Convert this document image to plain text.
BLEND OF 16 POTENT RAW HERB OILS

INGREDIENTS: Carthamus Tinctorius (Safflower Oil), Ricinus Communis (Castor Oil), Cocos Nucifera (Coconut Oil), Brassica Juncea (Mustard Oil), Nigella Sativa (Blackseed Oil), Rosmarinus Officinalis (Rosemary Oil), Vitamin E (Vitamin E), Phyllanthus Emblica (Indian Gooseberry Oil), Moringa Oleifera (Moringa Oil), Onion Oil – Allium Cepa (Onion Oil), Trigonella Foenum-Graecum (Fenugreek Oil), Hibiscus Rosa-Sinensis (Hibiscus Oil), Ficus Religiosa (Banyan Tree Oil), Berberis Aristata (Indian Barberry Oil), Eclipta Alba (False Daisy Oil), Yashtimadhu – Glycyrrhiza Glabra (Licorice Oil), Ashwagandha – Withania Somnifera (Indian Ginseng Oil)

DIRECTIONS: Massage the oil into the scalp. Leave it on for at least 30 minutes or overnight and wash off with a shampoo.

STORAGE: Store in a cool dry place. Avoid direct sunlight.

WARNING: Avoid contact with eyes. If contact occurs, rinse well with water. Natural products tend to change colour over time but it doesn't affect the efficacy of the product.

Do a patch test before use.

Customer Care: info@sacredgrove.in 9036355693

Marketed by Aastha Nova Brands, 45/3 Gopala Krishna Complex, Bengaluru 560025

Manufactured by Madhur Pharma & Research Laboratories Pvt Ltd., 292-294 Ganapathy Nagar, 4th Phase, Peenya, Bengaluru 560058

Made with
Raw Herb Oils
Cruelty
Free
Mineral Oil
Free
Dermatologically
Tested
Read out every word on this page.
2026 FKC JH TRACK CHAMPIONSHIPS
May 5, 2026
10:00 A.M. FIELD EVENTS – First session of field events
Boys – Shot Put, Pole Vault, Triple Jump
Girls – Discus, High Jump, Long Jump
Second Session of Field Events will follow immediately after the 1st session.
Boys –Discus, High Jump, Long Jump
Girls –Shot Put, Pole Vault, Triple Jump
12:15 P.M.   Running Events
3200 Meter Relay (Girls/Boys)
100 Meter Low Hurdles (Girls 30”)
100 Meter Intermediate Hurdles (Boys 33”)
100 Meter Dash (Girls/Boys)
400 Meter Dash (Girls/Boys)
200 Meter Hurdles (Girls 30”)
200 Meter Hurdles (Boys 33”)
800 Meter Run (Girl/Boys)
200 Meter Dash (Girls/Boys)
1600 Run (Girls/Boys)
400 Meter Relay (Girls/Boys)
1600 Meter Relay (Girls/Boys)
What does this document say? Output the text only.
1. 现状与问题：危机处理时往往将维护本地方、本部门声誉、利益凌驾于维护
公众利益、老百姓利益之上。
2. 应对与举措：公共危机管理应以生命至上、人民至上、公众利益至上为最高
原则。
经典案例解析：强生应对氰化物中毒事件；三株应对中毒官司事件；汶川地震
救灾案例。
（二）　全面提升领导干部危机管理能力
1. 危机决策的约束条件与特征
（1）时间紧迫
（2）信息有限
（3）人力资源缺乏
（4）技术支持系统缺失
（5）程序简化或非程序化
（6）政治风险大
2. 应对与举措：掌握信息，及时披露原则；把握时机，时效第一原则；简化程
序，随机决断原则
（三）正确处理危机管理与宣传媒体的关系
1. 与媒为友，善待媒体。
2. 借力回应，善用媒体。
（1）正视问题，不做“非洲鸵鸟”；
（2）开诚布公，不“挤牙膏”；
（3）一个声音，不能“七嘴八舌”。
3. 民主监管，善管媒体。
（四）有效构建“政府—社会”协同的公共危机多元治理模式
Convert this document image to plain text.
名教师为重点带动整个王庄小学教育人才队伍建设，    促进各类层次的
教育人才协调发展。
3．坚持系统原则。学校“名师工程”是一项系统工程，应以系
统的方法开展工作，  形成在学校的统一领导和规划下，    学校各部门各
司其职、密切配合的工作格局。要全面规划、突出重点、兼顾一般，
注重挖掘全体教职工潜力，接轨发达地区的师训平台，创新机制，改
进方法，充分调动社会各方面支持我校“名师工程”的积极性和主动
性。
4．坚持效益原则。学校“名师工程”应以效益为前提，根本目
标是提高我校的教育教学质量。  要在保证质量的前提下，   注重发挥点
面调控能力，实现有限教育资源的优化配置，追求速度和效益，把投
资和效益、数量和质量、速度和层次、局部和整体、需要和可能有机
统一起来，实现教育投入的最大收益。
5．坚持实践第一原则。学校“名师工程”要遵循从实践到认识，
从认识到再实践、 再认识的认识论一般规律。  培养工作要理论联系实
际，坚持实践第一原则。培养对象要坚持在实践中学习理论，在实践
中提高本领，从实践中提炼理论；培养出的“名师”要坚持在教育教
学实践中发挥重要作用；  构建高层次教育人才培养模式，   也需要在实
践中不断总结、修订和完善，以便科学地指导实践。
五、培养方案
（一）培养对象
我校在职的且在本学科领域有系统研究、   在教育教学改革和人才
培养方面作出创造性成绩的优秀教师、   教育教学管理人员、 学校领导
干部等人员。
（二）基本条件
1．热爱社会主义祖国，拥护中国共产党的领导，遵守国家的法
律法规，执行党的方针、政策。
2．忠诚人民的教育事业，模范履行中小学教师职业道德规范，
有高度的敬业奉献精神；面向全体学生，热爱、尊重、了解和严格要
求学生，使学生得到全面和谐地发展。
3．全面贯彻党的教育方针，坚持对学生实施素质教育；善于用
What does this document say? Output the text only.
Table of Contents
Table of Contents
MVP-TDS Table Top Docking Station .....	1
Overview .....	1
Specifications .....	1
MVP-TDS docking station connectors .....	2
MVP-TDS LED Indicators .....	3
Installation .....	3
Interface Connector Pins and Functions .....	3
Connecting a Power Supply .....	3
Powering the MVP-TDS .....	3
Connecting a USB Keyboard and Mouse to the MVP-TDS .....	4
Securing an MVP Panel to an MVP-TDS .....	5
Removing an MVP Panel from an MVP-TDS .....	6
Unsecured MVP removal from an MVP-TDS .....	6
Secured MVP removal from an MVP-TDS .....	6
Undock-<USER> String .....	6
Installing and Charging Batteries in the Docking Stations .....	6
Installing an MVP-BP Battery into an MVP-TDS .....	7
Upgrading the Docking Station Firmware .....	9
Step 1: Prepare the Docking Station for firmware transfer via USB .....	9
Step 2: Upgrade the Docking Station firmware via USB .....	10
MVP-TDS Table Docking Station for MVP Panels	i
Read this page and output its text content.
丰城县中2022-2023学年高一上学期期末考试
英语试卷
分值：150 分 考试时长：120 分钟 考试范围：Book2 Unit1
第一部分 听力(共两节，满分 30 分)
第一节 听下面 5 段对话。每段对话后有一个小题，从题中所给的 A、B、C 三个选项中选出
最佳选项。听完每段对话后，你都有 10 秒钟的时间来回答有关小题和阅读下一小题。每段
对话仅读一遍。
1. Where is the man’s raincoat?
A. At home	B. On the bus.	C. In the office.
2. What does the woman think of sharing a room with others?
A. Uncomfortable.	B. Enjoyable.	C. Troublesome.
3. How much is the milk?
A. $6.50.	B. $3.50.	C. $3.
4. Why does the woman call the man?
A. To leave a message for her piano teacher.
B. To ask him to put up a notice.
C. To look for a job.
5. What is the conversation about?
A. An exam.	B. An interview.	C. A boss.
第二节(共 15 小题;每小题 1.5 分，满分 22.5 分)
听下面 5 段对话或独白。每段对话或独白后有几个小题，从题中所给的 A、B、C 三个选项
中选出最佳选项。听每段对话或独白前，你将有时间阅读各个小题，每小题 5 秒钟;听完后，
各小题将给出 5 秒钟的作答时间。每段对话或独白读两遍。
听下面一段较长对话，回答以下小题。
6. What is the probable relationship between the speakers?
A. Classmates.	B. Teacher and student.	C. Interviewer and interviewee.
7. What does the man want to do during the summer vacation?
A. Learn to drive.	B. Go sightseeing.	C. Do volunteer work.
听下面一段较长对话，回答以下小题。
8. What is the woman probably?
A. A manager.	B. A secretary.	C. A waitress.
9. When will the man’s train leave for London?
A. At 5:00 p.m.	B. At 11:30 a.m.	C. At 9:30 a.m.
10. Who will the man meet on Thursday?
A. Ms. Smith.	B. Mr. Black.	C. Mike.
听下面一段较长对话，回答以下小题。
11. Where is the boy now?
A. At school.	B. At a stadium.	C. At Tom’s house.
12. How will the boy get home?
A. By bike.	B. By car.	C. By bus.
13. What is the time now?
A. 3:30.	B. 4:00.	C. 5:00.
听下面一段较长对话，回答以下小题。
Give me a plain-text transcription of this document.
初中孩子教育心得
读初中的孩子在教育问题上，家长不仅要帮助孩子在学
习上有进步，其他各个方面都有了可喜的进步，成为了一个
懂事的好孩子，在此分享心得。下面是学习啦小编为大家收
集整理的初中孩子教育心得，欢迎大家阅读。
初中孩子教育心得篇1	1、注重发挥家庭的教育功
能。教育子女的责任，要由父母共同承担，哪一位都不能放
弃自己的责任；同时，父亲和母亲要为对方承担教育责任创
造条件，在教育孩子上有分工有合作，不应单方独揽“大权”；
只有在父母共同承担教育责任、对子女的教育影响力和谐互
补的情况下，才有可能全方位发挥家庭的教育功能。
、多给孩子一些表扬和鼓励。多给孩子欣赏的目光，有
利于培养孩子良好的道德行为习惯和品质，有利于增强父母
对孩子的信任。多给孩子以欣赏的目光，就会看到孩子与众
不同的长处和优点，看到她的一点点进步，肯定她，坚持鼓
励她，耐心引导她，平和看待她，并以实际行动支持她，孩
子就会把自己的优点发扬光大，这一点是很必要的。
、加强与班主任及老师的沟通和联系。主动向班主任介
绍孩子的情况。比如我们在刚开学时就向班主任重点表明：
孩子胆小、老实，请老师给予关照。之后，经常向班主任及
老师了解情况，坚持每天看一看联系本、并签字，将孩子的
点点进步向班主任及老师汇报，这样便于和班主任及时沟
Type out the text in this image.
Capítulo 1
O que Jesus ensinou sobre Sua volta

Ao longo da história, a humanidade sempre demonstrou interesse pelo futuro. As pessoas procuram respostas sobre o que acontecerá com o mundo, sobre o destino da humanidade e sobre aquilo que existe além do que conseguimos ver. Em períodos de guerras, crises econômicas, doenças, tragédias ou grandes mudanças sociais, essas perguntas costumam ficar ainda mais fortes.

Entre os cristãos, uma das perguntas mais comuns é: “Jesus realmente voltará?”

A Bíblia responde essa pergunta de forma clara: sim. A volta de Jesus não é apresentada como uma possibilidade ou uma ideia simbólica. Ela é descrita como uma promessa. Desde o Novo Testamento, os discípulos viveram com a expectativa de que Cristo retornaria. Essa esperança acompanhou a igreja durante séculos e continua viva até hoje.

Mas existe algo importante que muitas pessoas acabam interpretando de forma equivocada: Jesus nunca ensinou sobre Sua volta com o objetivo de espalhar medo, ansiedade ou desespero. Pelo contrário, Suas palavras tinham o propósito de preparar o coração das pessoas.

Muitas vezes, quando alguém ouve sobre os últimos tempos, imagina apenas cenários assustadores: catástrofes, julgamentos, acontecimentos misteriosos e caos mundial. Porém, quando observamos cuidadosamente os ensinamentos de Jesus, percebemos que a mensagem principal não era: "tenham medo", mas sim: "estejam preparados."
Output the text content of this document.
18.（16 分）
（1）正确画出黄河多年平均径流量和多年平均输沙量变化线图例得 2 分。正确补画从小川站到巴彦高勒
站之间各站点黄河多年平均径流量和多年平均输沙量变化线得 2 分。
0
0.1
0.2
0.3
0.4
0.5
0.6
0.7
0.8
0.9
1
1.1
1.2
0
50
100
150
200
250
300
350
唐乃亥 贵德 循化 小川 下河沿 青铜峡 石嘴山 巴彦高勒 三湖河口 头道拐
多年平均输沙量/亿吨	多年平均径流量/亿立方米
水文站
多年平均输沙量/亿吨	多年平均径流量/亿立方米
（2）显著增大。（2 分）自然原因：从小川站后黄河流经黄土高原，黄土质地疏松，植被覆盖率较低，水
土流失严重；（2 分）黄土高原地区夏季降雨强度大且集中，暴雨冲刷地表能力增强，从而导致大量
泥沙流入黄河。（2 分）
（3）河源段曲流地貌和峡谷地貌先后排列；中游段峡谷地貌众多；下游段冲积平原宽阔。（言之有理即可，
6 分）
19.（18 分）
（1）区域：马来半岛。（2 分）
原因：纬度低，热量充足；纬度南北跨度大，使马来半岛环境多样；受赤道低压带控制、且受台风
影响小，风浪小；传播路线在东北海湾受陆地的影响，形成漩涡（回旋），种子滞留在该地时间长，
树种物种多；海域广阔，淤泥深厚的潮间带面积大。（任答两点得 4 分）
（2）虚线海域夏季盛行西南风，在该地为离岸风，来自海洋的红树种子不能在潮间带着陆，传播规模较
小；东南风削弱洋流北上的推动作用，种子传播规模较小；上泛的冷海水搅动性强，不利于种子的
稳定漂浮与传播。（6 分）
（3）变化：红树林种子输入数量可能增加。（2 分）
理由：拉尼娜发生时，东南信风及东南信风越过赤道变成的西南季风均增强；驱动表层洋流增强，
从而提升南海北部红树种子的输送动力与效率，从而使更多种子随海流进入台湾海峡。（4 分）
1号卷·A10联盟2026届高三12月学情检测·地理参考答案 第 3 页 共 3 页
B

## WORK TO COMPLETE
From the records given above, copy all lines containing "session".

## CORRECT RESPONSE
10:00 A.M. FIELD EVENTS – First session of field events
Second Session of Field Events will follow immediately after the 1st session.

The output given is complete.